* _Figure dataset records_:
........

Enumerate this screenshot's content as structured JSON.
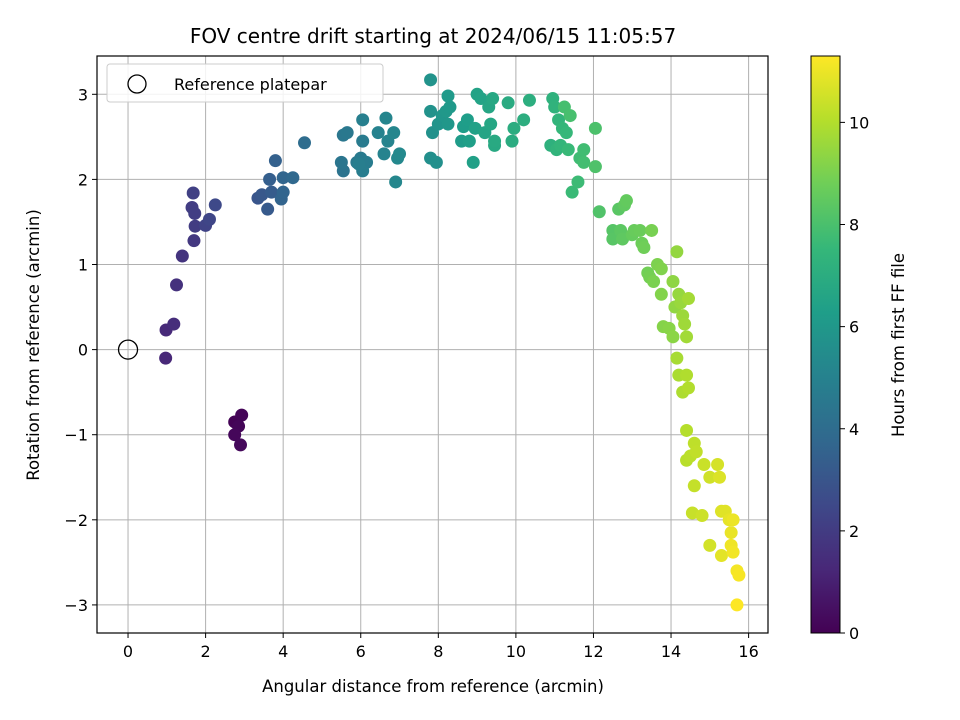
{
  "chart_data": {
    "type": "scatter",
    "title": "FOV centre drift starting at 2024/06/15 11:05:57",
    "xlabel": "Angular distance from reference (arcmin)",
    "ylabel": "Rotation from reference (arcmin)",
    "xlim": [
      -0.8,
      16.5
    ],
    "ylim": [
      -3.33,
      3.45
    ],
    "xticks": [
      0,
      2,
      4,
      6,
      8,
      10,
      12,
      14,
      16
    ],
    "yticks": [
      -3,
      -2,
      -1,
      0,
      1,
      2,
      3
    ],
    "grid": true,
    "colormap": "viridis",
    "colorbar": {
      "label": "Hours from first FF file",
      "range": [
        0,
        11.3
      ],
      "ticks": [
        0,
        2,
        4,
        6,
        8,
        10
      ]
    },
    "legend": {
      "placement": "top-left",
      "entries": [
        {
          "label": "Reference platepar",
          "marker": "open-circle",
          "color": "#000000"
        }
      ]
    },
    "reference_point": {
      "x": 0,
      "y": 0
    },
    "points": [
      [
        2.75,
        -0.85,
        0.05
      ],
      [
        2.93,
        -0.77,
        0.1
      ],
      [
        2.85,
        -0.9,
        0.15
      ],
      [
        2.75,
        -1.0,
        0.2
      ],
      [
        2.9,
        -1.12,
        0.25
      ],
      [
        0.97,
        -0.1,
        1.25
      ],
      [
        0.98,
        0.23,
        1.35
      ],
      [
        1.18,
        0.3,
        1.45
      ],
      [
        1.25,
        0.76,
        1.6
      ],
      [
        1.4,
        1.1,
        1.7
      ],
      [
        1.7,
        1.28,
        1.85
      ],
      [
        1.73,
        1.45,
        2.0
      ],
      [
        1.65,
        1.67,
        2.05
      ],
      [
        1.72,
        1.6,
        2.1
      ],
      [
        1.68,
        1.84,
        2.15
      ],
      [
        2.0,
        1.46,
        2.3
      ],
      [
        2.1,
        1.53,
        2.4
      ],
      [
        2.25,
        1.7,
        2.5
      ],
      [
        3.35,
        1.78,
        3.0
      ],
      [
        3.45,
        1.82,
        3.1
      ],
      [
        3.6,
        1.65,
        3.2
      ],
      [
        3.7,
        1.85,
        3.3
      ],
      [
        3.65,
        2.0,
        3.4
      ],
      [
        3.8,
        2.22,
        3.5
      ],
      [
        3.95,
        1.77,
        3.6
      ],
      [
        4.0,
        1.85,
        3.65
      ],
      [
        4.0,
        2.02,
        3.7
      ],
      [
        4.25,
        2.02,
        3.8
      ],
      [
        4.55,
        2.43,
        4.0
      ],
      [
        5.55,
        2.1,
        4.3
      ],
      [
        5.5,
        2.2,
        4.4
      ],
      [
        5.55,
        2.52,
        4.5
      ],
      [
        5.65,
        2.55,
        4.55
      ],
      [
        5.9,
        2.2,
        4.6
      ],
      [
        6.0,
        2.25,
        4.65
      ],
      [
        6.05,
        2.45,
        4.7
      ],
      [
        6.15,
        2.2,
        4.75
      ],
      [
        6.05,
        2.1,
        4.8
      ],
      [
        5.95,
        2.18,
        4.85
      ],
      [
        6.05,
        2.7,
        4.9
      ],
      [
        6.45,
        2.55,
        5.0
      ],
      [
        6.6,
        2.3,
        5.05
      ],
      [
        6.7,
        2.45,
        5.1
      ],
      [
        6.65,
        2.72,
        5.15
      ],
      [
        6.85,
        2.55,
        5.2
      ],
      [
        6.9,
        1.97,
        5.25
      ],
      [
        6.95,
        2.25,
        5.3
      ],
      [
        7.0,
        2.3,
        5.35
      ],
      [
        7.8,
        2.25,
        5.6
      ],
      [
        7.95,
        2.2,
        5.65
      ],
      [
        7.85,
        2.55,
        5.7
      ],
      [
        7.8,
        2.8,
        5.75
      ],
      [
        7.8,
        3.17,
        5.8
      ],
      [
        8.0,
        2.65,
        5.85
      ],
      [
        8.1,
        2.75,
        5.9
      ],
      [
        8.25,
        2.65,
        5.95
      ],
      [
        8.2,
        2.8,
        6.0
      ],
      [
        8.3,
        2.85,
        6.05
      ],
      [
        8.25,
        2.98,
        6.1
      ],
      [
        8.6,
        2.45,
        6.2
      ],
      [
        8.65,
        2.62,
        6.25
      ],
      [
        8.75,
        2.7,
        6.3
      ],
      [
        8.8,
        2.45,
        6.35
      ],
      [
        8.9,
        2.2,
        6.4
      ],
      [
        8.95,
        2.6,
        6.45
      ],
      [
        9.0,
        3.0,
        6.5
      ],
      [
        9.1,
        2.95,
        6.55
      ],
      [
        9.2,
        2.55,
        6.6
      ],
      [
        9.3,
        2.85,
        6.65
      ],
      [
        9.35,
        2.65,
        6.7
      ],
      [
        9.4,
        2.95,
        6.75
      ],
      [
        9.45,
        2.4,
        6.8
      ],
      [
        9.45,
        2.45,
        6.85
      ],
      [
        9.8,
        2.9,
        6.9
      ],
      [
        9.9,
        2.45,
        6.95
      ],
      [
        9.95,
        2.6,
        7.0
      ],
      [
        10.2,
        2.7,
        7.05
      ],
      [
        10.35,
        2.93,
        7.1
      ],
      [
        10.9,
        2.4,
        7.2
      ],
      [
        10.95,
        2.95,
        7.25
      ],
      [
        11.0,
        2.85,
        7.3
      ],
      [
        11.05,
        2.35,
        7.35
      ],
      [
        11.1,
        2.7,
        7.4
      ],
      [
        11.15,
        2.4,
        7.45
      ],
      [
        11.2,
        2.6,
        7.5
      ],
      [
        11.3,
        2.55,
        7.55
      ],
      [
        11.35,
        2.35,
        7.6
      ],
      [
        11.45,
        1.85,
        7.65
      ],
      [
        11.6,
        1.97,
        7.7
      ],
      [
        11.65,
        2.25,
        7.75
      ],
      [
        11.75,
        2.35,
        7.8
      ],
      [
        11.75,
        2.2,
        7.85
      ],
      [
        11.25,
        2.85,
        7.9
      ],
      [
        11.4,
        2.75,
        7.95
      ],
      [
        12.05,
        2.6,
        8.05
      ],
      [
        12.05,
        2.15,
        8.1
      ],
      [
        12.15,
        1.62,
        8.15
      ],
      [
        12.5,
        1.4,
        8.25
      ],
      [
        12.5,
        1.3,
        8.3
      ],
      [
        12.65,
        1.65,
        8.35
      ],
      [
        12.7,
        1.4,
        8.4
      ],
      [
        12.75,
        1.3,
        8.45
      ],
      [
        12.8,
        1.7,
        8.5
      ],
      [
        12.85,
        1.75,
        8.55
      ],
      [
        13.0,
        1.35,
        8.6
      ],
      [
        13.05,
        1.4,
        8.65
      ],
      [
        13.2,
        1.4,
        8.7
      ],
      [
        13.25,
        1.25,
        8.75
      ],
      [
        13.3,
        1.2,
        8.8
      ],
      [
        13.4,
        0.9,
        8.85
      ],
      [
        13.45,
        0.85,
        8.9
      ],
      [
        13.5,
        1.4,
        8.95
      ],
      [
        13.55,
        0.8,
        9.0
      ],
      [
        13.65,
        1.0,
        9.05
      ],
      [
        13.75,
        0.95,
        9.1
      ],
      [
        13.75,
        0.65,
        9.15
      ],
      [
        13.8,
        0.27,
        9.2
      ],
      [
        13.95,
        0.25,
        9.25
      ],
      [
        14.05,
        0.15,
        9.3
      ],
      [
        14.05,
        0.8,
        9.35
      ],
      [
        14.1,
        0.5,
        9.4
      ],
      [
        14.15,
        1.15,
        9.45
      ],
      [
        14.2,
        0.65,
        9.5
      ],
      [
        14.25,
        0.55,
        9.55
      ],
      [
        14.3,
        0.4,
        9.6
      ],
      [
        14.35,
        0.3,
        9.65
      ],
      [
        14.4,
        0.15,
        9.7
      ],
      [
        14.45,
        0.6,
        9.75
      ],
      [
        14.15,
        -0.1,
        9.8
      ],
      [
        14.2,
        -0.3,
        9.85
      ],
      [
        14.3,
        -0.5,
        9.9
      ],
      [
        14.4,
        -0.3,
        9.95
      ],
      [
        14.45,
        -0.45,
        10.0
      ],
      [
        14.4,
        -0.95,
        10.05
      ],
      [
        14.4,
        -1.3,
        10.1
      ],
      [
        14.5,
        -1.25,
        10.15
      ],
      [
        14.6,
        -1.1,
        10.2
      ],
      [
        14.65,
        -1.2,
        10.25
      ],
      [
        14.6,
        -1.6,
        10.3
      ],
      [
        14.55,
        -1.92,
        10.35
      ],
      [
        14.85,
        -1.35,
        10.4
      ],
      [
        14.8,
        -1.95,
        10.45
      ],
      [
        15.0,
        -1.5,
        10.5
      ],
      [
        15.0,
        -2.3,
        10.55
      ],
      [
        15.2,
        -1.35,
        10.6
      ],
      [
        15.25,
        -1.5,
        10.7
      ],
      [
        15.3,
        -1.9,
        10.75
      ],
      [
        15.4,
        -1.9,
        10.8
      ],
      [
        15.3,
        -2.42,
        10.85
      ],
      [
        15.5,
        -2.0,
        10.9
      ],
      [
        15.55,
        -2.15,
        10.95
      ],
      [
        15.6,
        -2.0,
        11.0
      ],
      [
        15.55,
        -2.3,
        11.05
      ],
      [
        15.6,
        -2.38,
        11.1
      ],
      [
        15.7,
        -2.6,
        11.15
      ],
      [
        15.75,
        -2.65,
        11.2
      ],
      [
        15.7,
        -3.0,
        11.3
      ]
    ]
  }
}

........

* _PROBLEM DESCRIPTION_: Pick out each line containing the string "arcmin" and copy it.

* _RESULT FOR THIS EXERCISE_:
    "xlabel": "Angular distance from reference (arcmin)",
    "ylabel": "Rotation from reference (arcmin)",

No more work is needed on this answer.